## SET TASK
How many of these lines hold the string "Приморском"? Answer with the number only.

## EXERCISE MATERIALS
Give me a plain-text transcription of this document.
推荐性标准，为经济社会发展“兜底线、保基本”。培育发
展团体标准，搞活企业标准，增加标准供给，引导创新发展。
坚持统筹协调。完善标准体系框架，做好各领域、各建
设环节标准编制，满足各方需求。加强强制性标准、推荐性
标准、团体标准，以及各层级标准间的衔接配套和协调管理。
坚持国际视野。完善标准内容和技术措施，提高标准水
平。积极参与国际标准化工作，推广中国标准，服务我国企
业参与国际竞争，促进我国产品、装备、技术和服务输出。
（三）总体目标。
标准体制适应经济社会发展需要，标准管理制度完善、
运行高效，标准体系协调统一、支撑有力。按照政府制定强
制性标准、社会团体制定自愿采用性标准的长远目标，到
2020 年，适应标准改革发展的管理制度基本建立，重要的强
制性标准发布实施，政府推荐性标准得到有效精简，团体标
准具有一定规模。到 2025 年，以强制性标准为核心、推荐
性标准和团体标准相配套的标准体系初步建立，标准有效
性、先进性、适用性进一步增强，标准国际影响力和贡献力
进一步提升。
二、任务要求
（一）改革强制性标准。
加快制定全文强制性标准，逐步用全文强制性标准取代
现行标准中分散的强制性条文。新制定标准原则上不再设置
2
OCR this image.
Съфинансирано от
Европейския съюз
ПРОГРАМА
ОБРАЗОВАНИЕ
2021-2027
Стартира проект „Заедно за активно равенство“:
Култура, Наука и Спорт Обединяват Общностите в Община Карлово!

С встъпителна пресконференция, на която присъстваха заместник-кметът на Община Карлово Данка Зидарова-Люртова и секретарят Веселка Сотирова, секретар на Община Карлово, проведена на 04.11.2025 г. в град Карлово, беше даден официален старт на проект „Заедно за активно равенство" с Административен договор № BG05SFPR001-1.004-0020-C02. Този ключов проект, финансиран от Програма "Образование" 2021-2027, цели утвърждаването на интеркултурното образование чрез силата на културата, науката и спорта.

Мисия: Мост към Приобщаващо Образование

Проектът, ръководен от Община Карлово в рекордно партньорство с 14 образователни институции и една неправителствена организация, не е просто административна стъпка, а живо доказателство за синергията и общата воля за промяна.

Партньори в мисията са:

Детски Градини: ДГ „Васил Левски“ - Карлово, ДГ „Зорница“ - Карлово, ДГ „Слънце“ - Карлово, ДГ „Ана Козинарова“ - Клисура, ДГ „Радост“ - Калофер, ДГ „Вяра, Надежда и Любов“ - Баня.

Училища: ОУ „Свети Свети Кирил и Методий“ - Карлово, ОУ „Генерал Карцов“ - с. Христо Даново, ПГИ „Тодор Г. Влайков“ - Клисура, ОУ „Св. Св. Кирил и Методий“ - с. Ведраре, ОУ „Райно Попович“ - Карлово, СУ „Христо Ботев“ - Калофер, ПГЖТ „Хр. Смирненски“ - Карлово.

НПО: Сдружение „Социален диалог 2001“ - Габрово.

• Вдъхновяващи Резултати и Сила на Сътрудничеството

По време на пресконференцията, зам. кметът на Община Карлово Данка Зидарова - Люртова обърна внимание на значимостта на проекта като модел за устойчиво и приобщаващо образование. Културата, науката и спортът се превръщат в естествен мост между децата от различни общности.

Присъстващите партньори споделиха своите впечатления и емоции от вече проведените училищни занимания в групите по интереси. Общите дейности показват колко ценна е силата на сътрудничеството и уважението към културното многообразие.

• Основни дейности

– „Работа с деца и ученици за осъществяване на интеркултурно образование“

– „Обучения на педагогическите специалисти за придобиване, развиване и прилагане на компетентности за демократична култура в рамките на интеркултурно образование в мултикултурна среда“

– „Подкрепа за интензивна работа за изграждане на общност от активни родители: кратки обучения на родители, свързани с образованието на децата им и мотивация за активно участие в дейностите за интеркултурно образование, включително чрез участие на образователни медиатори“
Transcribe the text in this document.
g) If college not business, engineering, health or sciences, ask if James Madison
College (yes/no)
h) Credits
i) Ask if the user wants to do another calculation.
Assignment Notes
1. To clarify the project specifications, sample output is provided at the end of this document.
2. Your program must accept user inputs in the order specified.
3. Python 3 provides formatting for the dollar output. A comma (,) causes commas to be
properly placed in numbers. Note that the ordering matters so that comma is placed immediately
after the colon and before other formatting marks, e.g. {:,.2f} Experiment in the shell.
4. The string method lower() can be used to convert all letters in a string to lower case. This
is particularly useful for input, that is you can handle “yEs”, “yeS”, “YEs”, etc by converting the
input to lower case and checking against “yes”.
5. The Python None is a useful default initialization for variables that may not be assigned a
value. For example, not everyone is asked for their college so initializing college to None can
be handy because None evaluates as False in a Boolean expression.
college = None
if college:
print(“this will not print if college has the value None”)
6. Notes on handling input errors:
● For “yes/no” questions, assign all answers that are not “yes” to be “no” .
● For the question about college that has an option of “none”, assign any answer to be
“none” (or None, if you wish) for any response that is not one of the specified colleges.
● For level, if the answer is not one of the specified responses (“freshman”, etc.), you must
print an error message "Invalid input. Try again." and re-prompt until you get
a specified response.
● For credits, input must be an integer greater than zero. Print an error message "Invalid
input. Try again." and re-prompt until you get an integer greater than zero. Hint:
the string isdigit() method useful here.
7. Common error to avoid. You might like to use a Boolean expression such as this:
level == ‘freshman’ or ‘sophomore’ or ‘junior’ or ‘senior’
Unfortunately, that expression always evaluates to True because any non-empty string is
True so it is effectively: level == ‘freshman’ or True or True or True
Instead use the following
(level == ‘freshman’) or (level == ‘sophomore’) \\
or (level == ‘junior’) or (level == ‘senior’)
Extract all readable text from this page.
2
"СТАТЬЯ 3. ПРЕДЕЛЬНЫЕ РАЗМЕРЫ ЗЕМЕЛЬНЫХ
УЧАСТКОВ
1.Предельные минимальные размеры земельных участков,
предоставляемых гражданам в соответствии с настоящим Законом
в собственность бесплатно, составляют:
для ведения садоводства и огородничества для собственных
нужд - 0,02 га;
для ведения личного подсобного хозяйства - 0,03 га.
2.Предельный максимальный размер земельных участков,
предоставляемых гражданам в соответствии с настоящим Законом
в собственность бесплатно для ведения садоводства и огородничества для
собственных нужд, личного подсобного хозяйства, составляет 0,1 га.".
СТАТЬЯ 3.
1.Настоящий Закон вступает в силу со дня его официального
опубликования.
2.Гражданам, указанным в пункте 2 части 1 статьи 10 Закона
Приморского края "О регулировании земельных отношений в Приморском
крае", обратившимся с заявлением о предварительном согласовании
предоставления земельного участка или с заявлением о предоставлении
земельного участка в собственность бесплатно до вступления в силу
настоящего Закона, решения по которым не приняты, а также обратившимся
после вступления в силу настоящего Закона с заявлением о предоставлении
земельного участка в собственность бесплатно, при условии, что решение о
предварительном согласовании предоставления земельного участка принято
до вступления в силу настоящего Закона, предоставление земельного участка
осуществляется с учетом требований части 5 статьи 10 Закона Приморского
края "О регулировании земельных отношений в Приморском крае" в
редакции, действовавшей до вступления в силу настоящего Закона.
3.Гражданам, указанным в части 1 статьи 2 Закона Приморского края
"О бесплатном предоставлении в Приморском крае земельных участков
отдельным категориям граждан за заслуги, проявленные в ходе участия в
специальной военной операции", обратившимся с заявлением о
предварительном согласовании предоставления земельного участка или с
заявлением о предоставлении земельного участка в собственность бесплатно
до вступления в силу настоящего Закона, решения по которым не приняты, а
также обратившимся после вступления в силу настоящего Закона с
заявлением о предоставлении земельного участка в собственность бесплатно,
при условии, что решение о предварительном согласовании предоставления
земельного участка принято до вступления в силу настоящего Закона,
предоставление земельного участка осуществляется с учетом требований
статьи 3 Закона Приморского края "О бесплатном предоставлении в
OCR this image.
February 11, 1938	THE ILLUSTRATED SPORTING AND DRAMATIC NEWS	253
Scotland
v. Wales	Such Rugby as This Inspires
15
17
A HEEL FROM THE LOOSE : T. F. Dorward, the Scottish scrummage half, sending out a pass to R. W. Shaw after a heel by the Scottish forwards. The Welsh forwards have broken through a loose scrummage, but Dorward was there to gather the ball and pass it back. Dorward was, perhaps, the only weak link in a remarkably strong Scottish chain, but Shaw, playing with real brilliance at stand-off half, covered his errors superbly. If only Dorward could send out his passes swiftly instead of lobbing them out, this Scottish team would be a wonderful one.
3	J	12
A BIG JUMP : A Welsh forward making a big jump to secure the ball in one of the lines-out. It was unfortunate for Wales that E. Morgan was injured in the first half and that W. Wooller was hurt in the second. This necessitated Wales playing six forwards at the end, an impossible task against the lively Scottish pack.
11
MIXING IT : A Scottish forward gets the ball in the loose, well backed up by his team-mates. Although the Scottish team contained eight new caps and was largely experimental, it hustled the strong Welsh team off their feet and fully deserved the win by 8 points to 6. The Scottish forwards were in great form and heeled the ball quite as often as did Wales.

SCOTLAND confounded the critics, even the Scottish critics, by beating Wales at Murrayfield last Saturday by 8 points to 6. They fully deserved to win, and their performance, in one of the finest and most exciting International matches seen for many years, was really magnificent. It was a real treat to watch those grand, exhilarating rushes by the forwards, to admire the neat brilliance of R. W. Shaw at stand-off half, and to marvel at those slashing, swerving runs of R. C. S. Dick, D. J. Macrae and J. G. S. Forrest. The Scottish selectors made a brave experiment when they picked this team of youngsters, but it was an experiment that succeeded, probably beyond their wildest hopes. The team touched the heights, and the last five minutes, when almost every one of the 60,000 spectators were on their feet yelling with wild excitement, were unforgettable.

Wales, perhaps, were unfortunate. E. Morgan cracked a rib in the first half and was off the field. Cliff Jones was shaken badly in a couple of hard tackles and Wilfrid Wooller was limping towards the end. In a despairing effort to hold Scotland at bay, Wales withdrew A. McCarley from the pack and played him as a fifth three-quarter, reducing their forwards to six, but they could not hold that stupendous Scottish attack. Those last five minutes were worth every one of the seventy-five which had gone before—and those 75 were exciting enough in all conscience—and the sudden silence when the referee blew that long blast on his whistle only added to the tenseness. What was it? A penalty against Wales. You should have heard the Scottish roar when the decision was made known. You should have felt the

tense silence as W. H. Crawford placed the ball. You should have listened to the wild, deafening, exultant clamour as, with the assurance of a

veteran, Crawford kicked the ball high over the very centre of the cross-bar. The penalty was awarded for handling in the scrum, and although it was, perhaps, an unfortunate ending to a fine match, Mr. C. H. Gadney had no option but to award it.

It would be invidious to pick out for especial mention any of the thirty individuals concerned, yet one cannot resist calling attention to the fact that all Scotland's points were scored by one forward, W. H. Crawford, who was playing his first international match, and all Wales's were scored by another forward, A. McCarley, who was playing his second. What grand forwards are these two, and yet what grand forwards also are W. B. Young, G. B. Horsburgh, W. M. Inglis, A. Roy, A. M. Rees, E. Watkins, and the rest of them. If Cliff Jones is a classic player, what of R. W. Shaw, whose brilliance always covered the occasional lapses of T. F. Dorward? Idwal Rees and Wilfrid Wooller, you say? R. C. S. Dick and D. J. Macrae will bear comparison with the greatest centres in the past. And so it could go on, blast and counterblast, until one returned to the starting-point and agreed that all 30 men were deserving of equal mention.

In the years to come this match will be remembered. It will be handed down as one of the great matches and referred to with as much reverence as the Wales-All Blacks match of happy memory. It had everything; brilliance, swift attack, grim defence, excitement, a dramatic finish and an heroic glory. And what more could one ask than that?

## EXERCISE RESULT
3